Task to complete
Your job is to retype all of the data word for word, leaving every image out.

Data for processing
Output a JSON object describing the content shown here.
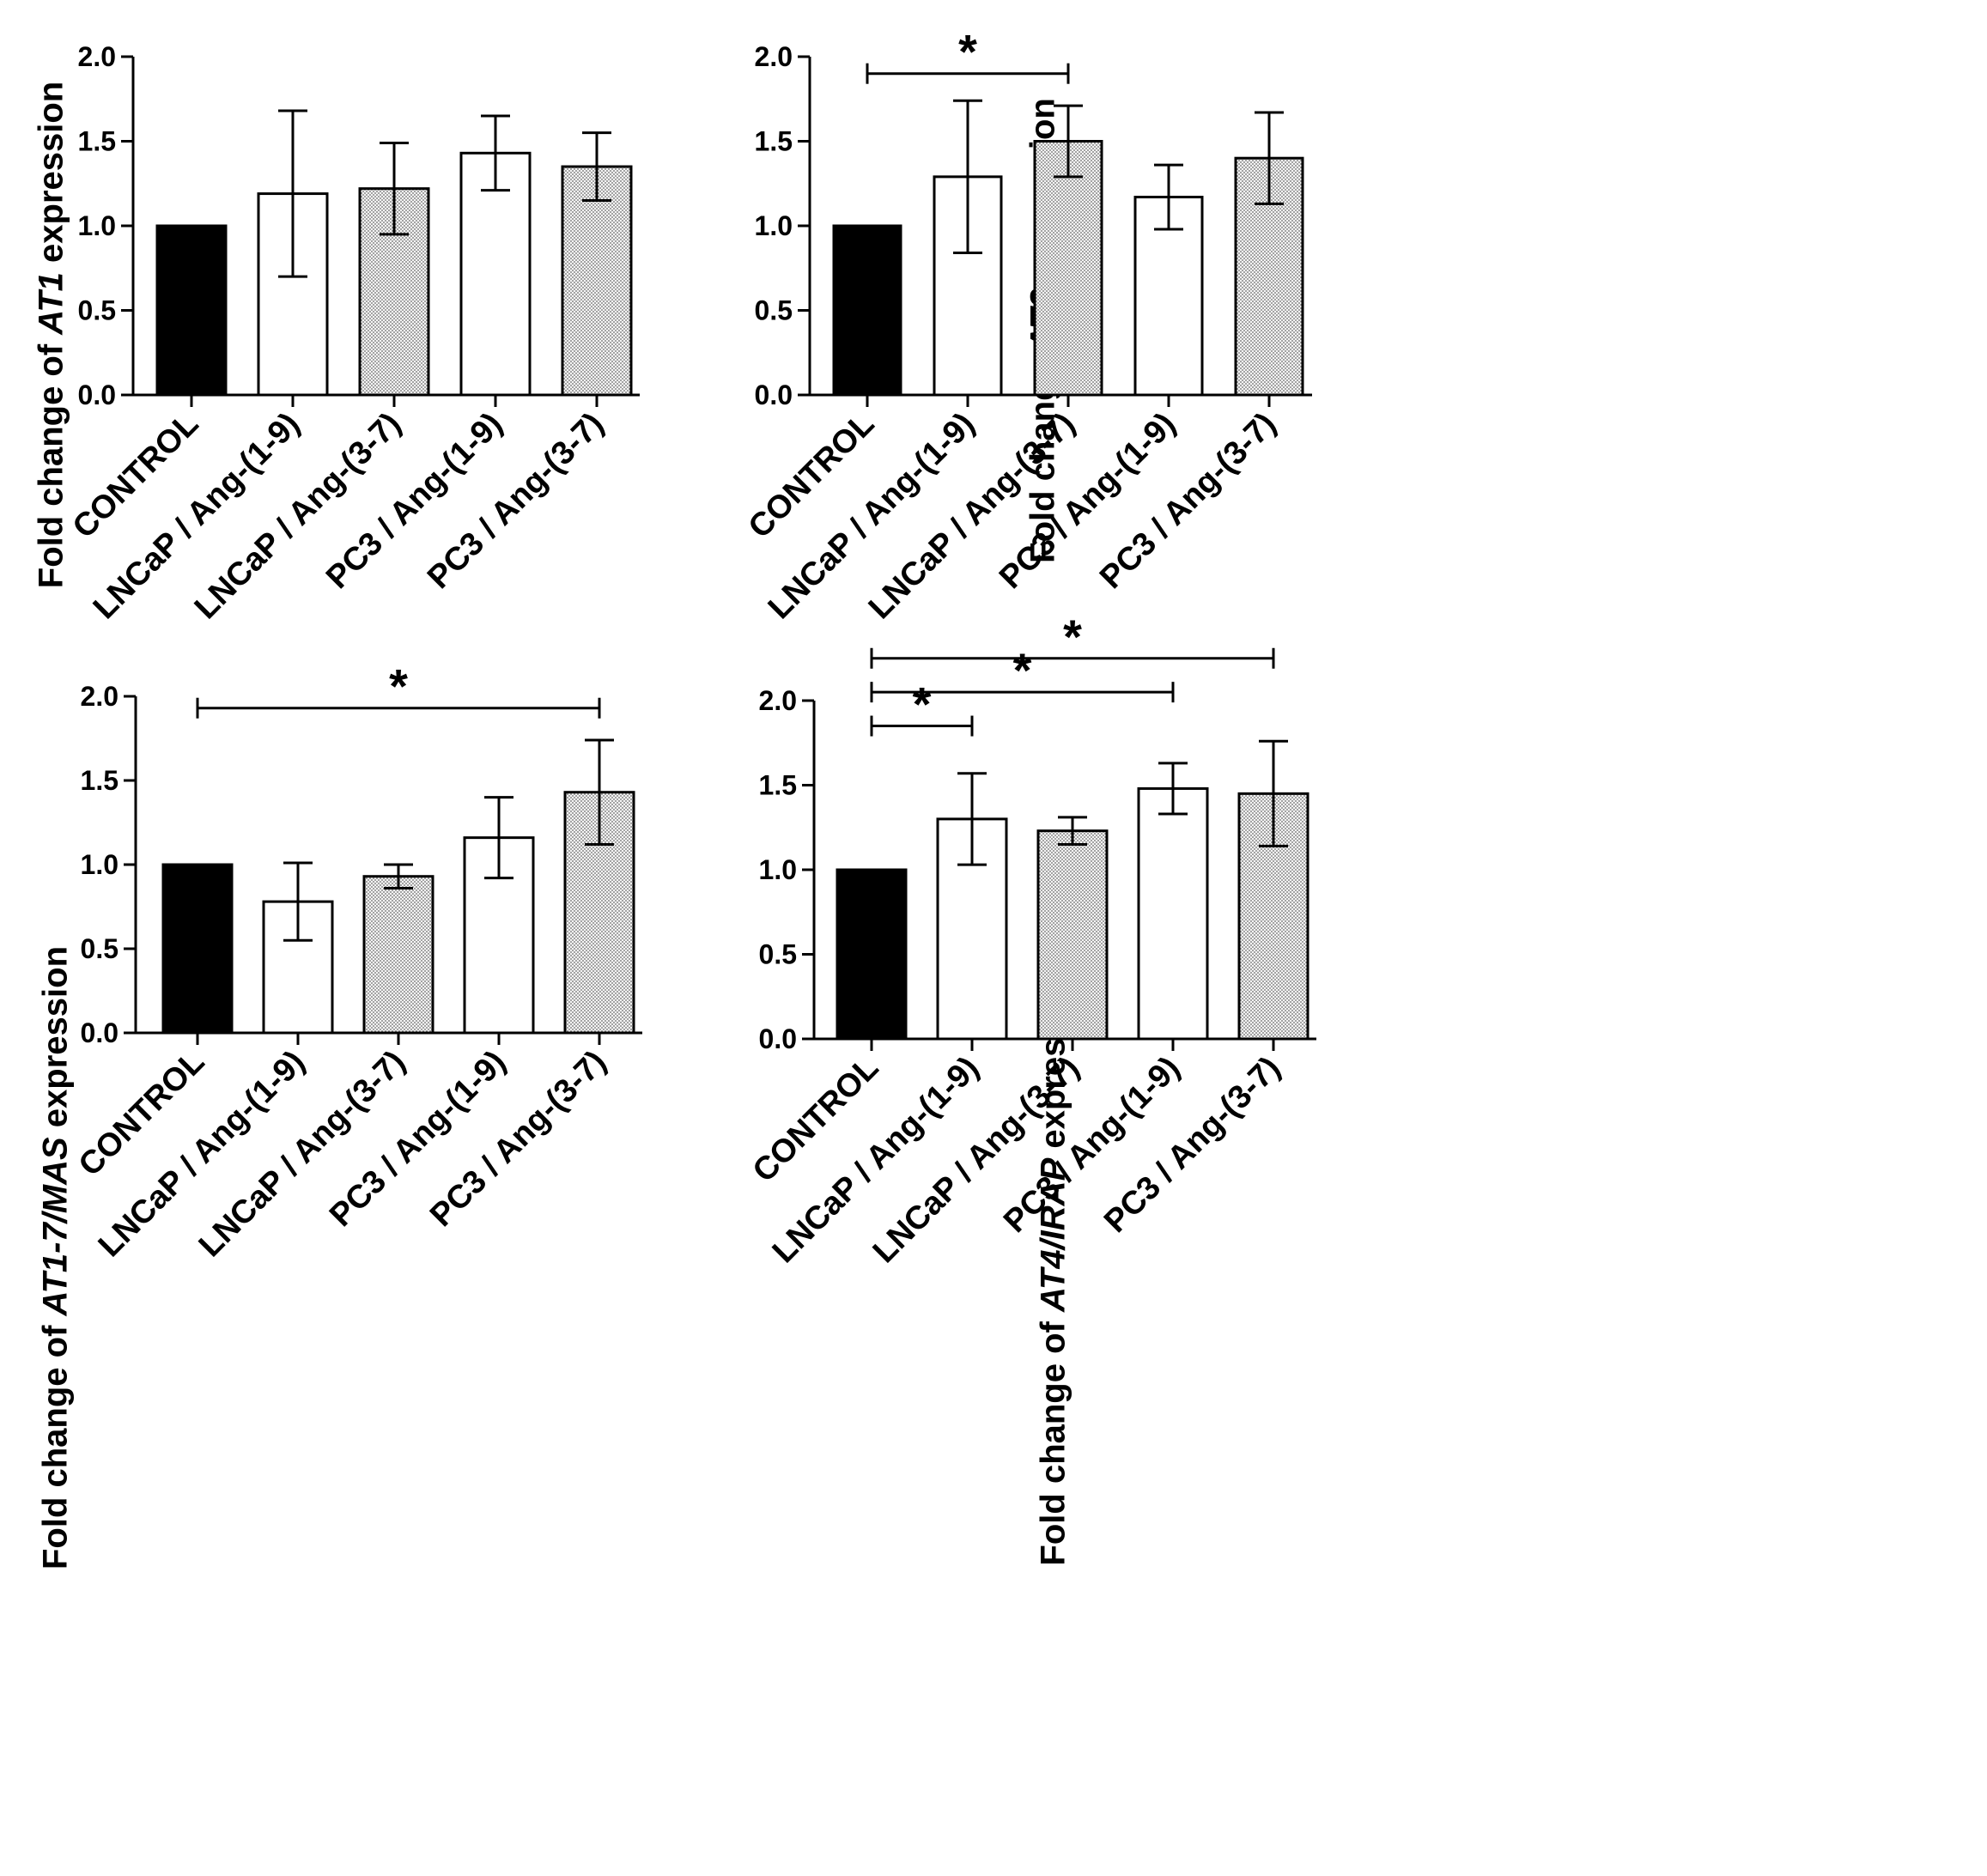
{
  "figure": {
    "colors": {
      "control": "#000000",
      "open": "#ffffff",
      "dotted": "#e6e6e6",
      "axis": "#000000"
    },
    "panels": [
      {
        "ylabel_pre": "Fold change of ",
        "ylabel_gene": "AT1",
        "ylabel_post": " expression"
      },
      {
        "ylabel_pre": "Fold change ",
        "ylabel_gene": "AT2",
        "ylabel_post": " expression"
      },
      {
        "ylabel_pre": "Fold change of ",
        "ylabel_gene": "AT1-7/MAS",
        "ylabel_post": " expression"
      },
      {
        "ylabel_pre": "Fold change of ",
        "ylabel_gene": "AT4/IRAP",
        "ylabel_post": " expression"
      }
    ]
  },
  "chart_data": [
    {
      "type": "bar",
      "ylabel": "Fold change of AT1 expression",
      "categories": [
        "CONTROL",
        "LNCaP / Ang-(1-9)",
        "LNCaP / Ang-(3-7)",
        "PC3 / Ang-(1-9)",
        "PC3 / Ang-(3-7)"
      ],
      "values": [
        1.0,
        1.19,
        1.22,
        1.43,
        1.35
      ],
      "errors": [
        0,
        0.49,
        0.27,
        0.22,
        0.2
      ],
      "fills": [
        "control",
        "open",
        "dotted",
        "open",
        "dotted"
      ],
      "ylim": [
        0,
        2.0
      ],
      "yticks": [
        "0.0",
        "0.5",
        "1.0",
        "1.5",
        "2.0"
      ],
      "significance": []
    },
    {
      "type": "bar",
      "ylabel": "Fold change AT2 expression",
      "categories": [
        "CONTROL",
        "LNCaP / Ang-(1-9)",
        "LNCaP / Ang-(3-7)",
        "PC3 / Ang-(1-9)",
        "PC3 / Ang-(3-7)"
      ],
      "values": [
        1.0,
        1.29,
        1.5,
        1.17,
        1.4
      ],
      "errors": [
        0,
        0.45,
        0.21,
        0.19,
        0.27
      ],
      "fills": [
        "control",
        "open",
        "dotted",
        "open",
        "dotted"
      ],
      "ylim": [
        0,
        2.0
      ],
      "yticks": [
        "0.0",
        "0.5",
        "1.0",
        "1.5",
        "2.0"
      ],
      "significance": [
        {
          "from": 0,
          "to": 2,
          "y": 1.9,
          "label": "*"
        }
      ]
    },
    {
      "type": "bar",
      "ylabel": "Fold change of AT1-7/MAS expression",
      "categories": [
        "CONTROL",
        "LNCaP / Ang-(1-9)",
        "LNCaP / Ang-(3-7)",
        "PC3 / Ang-(1-9)",
        "PC3 / Ang-(3-7)"
      ],
      "values": [
        1.0,
        0.78,
        0.93,
        1.16,
        1.43
      ],
      "errors": [
        0,
        0.23,
        0.07,
        0.24,
        0.31
      ],
      "fills": [
        "control",
        "open",
        "dotted",
        "open",
        "dotted"
      ],
      "ylim": [
        0,
        2.0
      ],
      "yticks": [
        "0.0",
        "0.5",
        "1.0",
        "1.5",
        "2.0"
      ],
      "significance": [
        {
          "from": 0,
          "to": 4,
          "y": 1.93,
          "label": "*"
        }
      ]
    },
    {
      "type": "bar",
      "ylabel": "Fold change of AT4/IRAP expression",
      "categories": [
        "CONTROL",
        "LNCaP / Ang-(1-9)",
        "LNCaP / Ang-(3-7)",
        "PC3 / Ang-(1-9)",
        "PC3 / Ang-(3-7)"
      ],
      "values": [
        1.0,
        1.3,
        1.23,
        1.48,
        1.45
      ],
      "errors": [
        0,
        0.27,
        0.08,
        0.15,
        0.31
      ],
      "fills": [
        "control",
        "open",
        "dotted",
        "open",
        "dotted"
      ],
      "ylim": [
        0,
        2.0
      ],
      "yticks": [
        "0.0",
        "0.5",
        "1.0",
        "1.5",
        "2.0"
      ],
      "significance": [
        {
          "from": 0,
          "to": 1,
          "y": 1.85,
          "label": "*"
        },
        {
          "from": 0,
          "to": 3,
          "y": 2.05,
          "label": "*"
        },
        {
          "from": 0,
          "to": 4,
          "y": 2.25,
          "label": "*"
        }
      ]
    }
  ]
}
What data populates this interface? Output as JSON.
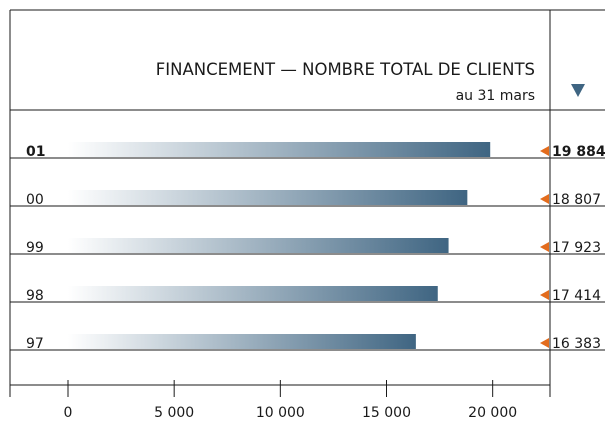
{
  "chart_data": {
    "type": "bar",
    "orientation": "horizontal",
    "title": "FINANCEMENT — NOMBRE TOTAL DE CLIENTS",
    "subtitle": "au 31 mars",
    "categories": [
      "01",
      "00",
      "99",
      "98",
      "97"
    ],
    "values": [
      19884,
      18807,
      17923,
      17414,
      16383
    ],
    "value_labels": [
      "19 884",
      "18 807",
      "17 923",
      "17 414",
      "16 383"
    ],
    "color": "#3f6582",
    "xlim": [
      0,
      22700
    ],
    "xticks": [
      0,
      {
        "value": 5000,
        "label": "5 000"
      },
      {
        "value": 10000,
        "label": "10 000"
      },
      {
        "value": 15000,
        "label": "15 000"
      },
      {
        "value": 20000,
        "label": "20 000"
      }
    ]
  }
}
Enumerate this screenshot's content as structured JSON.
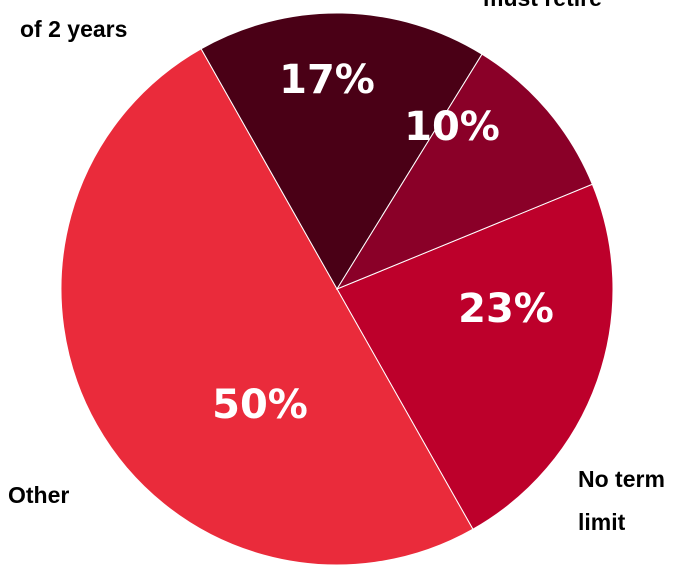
{
  "chart_data": {
    "type": "pie",
    "slices": [
      {
        "label": "No term limit",
        "value": 23,
        "display": "23%",
        "color": "#bd002b"
      },
      {
        "label": "Other",
        "value": 50,
        "display": "50%",
        "color": "#ea2b3b"
      },
      {
        "label": "... of 2 years",
        "value": 17,
        "display": "17%",
        "color": "#4a0016"
      },
      {
        "label": "... must retire",
        "value": 10,
        "display": "10%",
        "color": "#8a0028"
      }
    ],
    "category_labels": {
      "no_term_limit": [
        "No term",
        "limit"
      ],
      "other": [
        "Other"
      ],
      "two_years": [
        "of 2 years"
      ],
      "must_retire": [
        "must retire"
      ]
    }
  }
}
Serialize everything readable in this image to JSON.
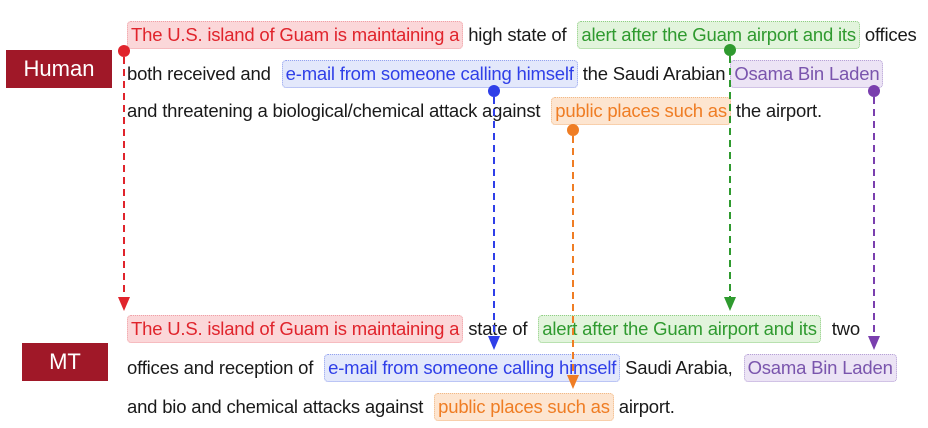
{
  "labels": {
    "human": "Human",
    "mt": "MT"
  },
  "human": {
    "line1": {
      "s1": "The U.S. island of Guam is maintaining a",
      "t1": "high state of",
      "s2": "alert after the Guam airport and its",
      "t2": "offices"
    },
    "line2": {
      "t1": "both received and",
      "s1": "e-mail from someone calling himself",
      "t2": "the Saudi Arabian",
      "s2": "Osama Bin Laden"
    },
    "line3": {
      "t1": "and threatening  a biological/chemical attack against",
      "s1": "public places such as",
      "t2": "the airport."
    }
  },
  "mt": {
    "line1": {
      "s1": "The U.S. island of Guam is maintaining a",
      "t1": "state of",
      "s2": "alert after the Guam airport and its",
      "t2": "two"
    },
    "line2": {
      "t1": "offices and reception of",
      "s1": "e-mail from someone calling himself",
      "t2": "Saudi Arabia,",
      "s2": "Osama Bin Laden"
    },
    "line3": {
      "t1": "and bio and chemical attacks against",
      "s1": "public places such as",
      "t2": "airport."
    }
  },
  "colors": {
    "red": "#e0242c",
    "green": "#2f9a2f",
    "blue": "#2f3fe8",
    "orange": "#ef7d24",
    "purple": "#7a3fae",
    "label_bg": "#a01828"
  }
}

Problem solution
Output a JSON object describing the content shown here.
{
  "figure": {
    "colors": {
      "control": "#000000",
      "open": "#ffffff",
      "dotted": "#e6e6e6",
      "axis": "#000000"
    },
    "panels": [
      {
        "ylabel_pre": "Fold change of ",
        "ylabel_gene": "AT1",
        "ylabel_post": " expression"
      },
      {
        "ylabel_pre": "Fold change ",
        "ylabel_gene": "AT2",
        "ylabel_post": " expression"
      },
      {
        "ylabel_pre": "Fold change of ",
        "ylabel_gene": "AT1-7/MAS",
        "ylabel_post": " expression"
      },
      {
        "ylabel_pre": "Fold change of ",
        "ylabel_gene": "AT4/IRAP",
        "ylabel_post": " expression"
      }
    ]
  },
  "chart_data": [
    {
      "type": "bar",
      "ylabel": "Fold change of AT1 expression",
      "categories": [
        "CONTROL",
        "LNCaP / Ang-(1-9)",
        "LNCaP / Ang-(3-7)",
        "PC3 / Ang-(1-9)",
        "PC3 / Ang-(3-7)"
      ],
      "values": [
        1.0,
        1.19,
        1.22,
        1.43,
        1.35
      ],
      "errors": [
        0,
        0.49,
        0.27,
        0.22,
        0.2
      ],
      "fills": [
        "control",
        "open",
        "dotted",
        "open",
        "dotted"
      ],
      "ylim": [
        0,
        2.0
      ],
      "yticks": [
        "0.0",
        "0.5",
        "1.0",
        "1.5",
        "2.0"
      ],
      "significance": []
    },
    {
      "type": "bar",
      "ylabel": "Fold change AT2 expression",
      "categories": [
        "CONTROL",
        "LNCaP / Ang-(1-9)",
        "LNCaP / Ang-(3-7)",
        "PC3 / Ang-(1-9)",
        "PC3 / Ang-(3-7)"
      ],
      "values": [
        1.0,
        1.29,
        1.5,
        1.17,
        1.4
      ],
      "errors": [
        0,
        0.45,
        0.21,
        0.19,
        0.27
      ],
      "fills": [
        "control",
        "open",
        "dotted",
        "open",
        "dotted"
      ],
      "ylim": [
        0,
        2.0
      ],
      "yticks": [
        "0.0",
        "0.5",
        "1.0",
        "1.5",
        "2.0"
      ],
      "significance": [
        {
          "from": 0,
          "to": 2,
          "y": 1.9,
          "label": "*"
        }
      ]
    },
    {
      "type": "bar",
      "ylabel": "Fold change of AT1-7/MAS expression",
      "categories": [
        "CONTROL",
        "LNCaP / Ang-(1-9)",
        "LNCaP / Ang-(3-7)",
        "PC3 / Ang-(1-9)",
        "PC3 / Ang-(3-7)"
      ],
      "values": [
        1.0,
        0.78,
        0.93,
        1.16,
        1.43
      ],
      "errors": [
        0,
        0.23,
        0.07,
        0.24,
        0.31
      ],
      "fills": [
        "control",
        "open",
        "dotted",
        "open",
        "dotted"
      ],
      "ylim": [
        0,
        2.0
      ],
      "yticks": [
        "0.0",
        "0.5",
        "1.0",
        "1.5",
        "2.0"
      ],
      "significance": [
        {
          "from": 0,
          "to": 4,
          "y": 1.93,
          "label": "*"
        }
      ]
    },
    {
      "type": "bar",
      "ylabel": "Fold change of AT4/IRAP expression",
      "categories": [
        "CONTROL",
        "LNCaP / Ang-(1-9)",
        "LNCaP / Ang-(3-7)",
        "PC3 / Ang-(1-9)",
        "PC3 / Ang-(3-7)"
      ],
      "values": [
        1.0,
        1.3,
        1.23,
        1.48,
        1.45
      ],
      "errors": [
        0,
        0.27,
        0.08,
        0.15,
        0.31
      ],
      "fills": [
        "control",
        "open",
        "dotted",
        "open",
        "dotted"
      ],
      "ylim": [
        0,
        2.0
      ],
      "yticks": [
        "0.0",
        "0.5",
        "1.0",
        "1.5",
        "2.0"
      ],
      "significance": [
        {
          "from": 0,
          "to": 1,
          "y": 1.85,
          "label": "*"
        },
        {
          "from": 0,
          "to": 3,
          "y": 2.05,
          "label": "*"
        },
        {
          "from": 0,
          "to": 4,
          "y": 2.25,
          "label": "*"
        }
      ]
    }
  ]
}
What data populates this interface? Output as JSON.
{
  "chart_data": {
    "type": "bar",
    "orientation": "horizontal",
    "title": "FINANCEMENT — NOMBRE TOTAL DE CLIENTS",
    "subtitle": "au 31 mars",
    "categories": [
      "01",
      "00",
      "99",
      "98",
      "97"
    ],
    "values": [
      19884,
      18807,
      17923,
      17414,
      16383
    ],
    "value_labels": [
      "19 884",
      "18 807",
      "17 923",
      "17 414",
      "16 383"
    ],
    "color": "#3f6582",
    "xlim": [
      0,
      22700
    ],
    "xticks": [
      0,
      {
        "value": 5000,
        "label": "5 000"
      },
      {
        "value": 10000,
        "label": "10 000"
      },
      {
        "value": 15000,
        "label": "15 000"
      },
      {
        "value": 20000,
        "label": "20 000"
      }
    ]
  }
}
Enumerate this screenshot's content as structured JSON.
{
  "chart_data": {
    "type": "pie",
    "slices": [
      {
        "label": "No term limit",
        "value": 23,
        "display": "23%",
        "color": "#bd002b"
      },
      {
        "label": "Other",
        "value": 50,
        "display": "50%",
        "color": "#ea2b3b"
      },
      {
        "label": "... of 2 years",
        "value": 17,
        "display": "17%",
        "color": "#4a0016"
      },
      {
        "label": "... must retire",
        "value": 10,
        "display": "10%",
        "color": "#8a0028"
      }
    ],
    "category_labels": {
      "no_term_limit": [
        "No term",
        "limit"
      ],
      "other": [
        "Other"
      ],
      "two_years": [
        "of 2 years"
      ],
      "must_retire": [
        "must retire"
      ]
    }
  }
}
Serialize everything readable in this image to JSON.
{
  "labels": {
    "human": "Human",
    "mt": "MT"
  },
  "human": {
    "line1": {
      "s1": "The U.S. island of Guam is maintaining a",
      "t1": "high state of",
      "s2": "alert after the Guam airport and its",
      "t2": "offices"
    },
    "line2": {
      "t1": "both received and",
      "s1": "e-mail from someone calling himself",
      "t2": "the Saudi Arabian",
      "s2": "Osama Bin Laden"
    },
    "line3": {
      "t1": "and threatening  a biological/chemical attack against",
      "s1": "public places such as",
      "t2": "the airport."
    }
  },
  "mt": {
    "line1": {
      "s1": "The U.S. island of Guam is maintaining a",
      "t1": "state of",
      "s2": "alert after the Guam airport and its",
      "t2": "two"
    },
    "line2": {
      "t1": "offices and reception of",
      "s1": "e-mail from someone calling himself",
      "t2": "Saudi Arabia,",
      "s2": "Osama Bin Laden"
    },
    "line3": {
      "t1": "and bio and chemical attacks against",
      "s1": "public places such as",
      "t2": "airport."
    }
  },
  "colors": {
    "red": "#e0242c",
    "green": "#2f9a2f",
    "blue": "#2f3fe8",
    "orange": "#ef7d24",
    "purple": "#7a3fae",
    "label_bg": "#a01828"
  }
}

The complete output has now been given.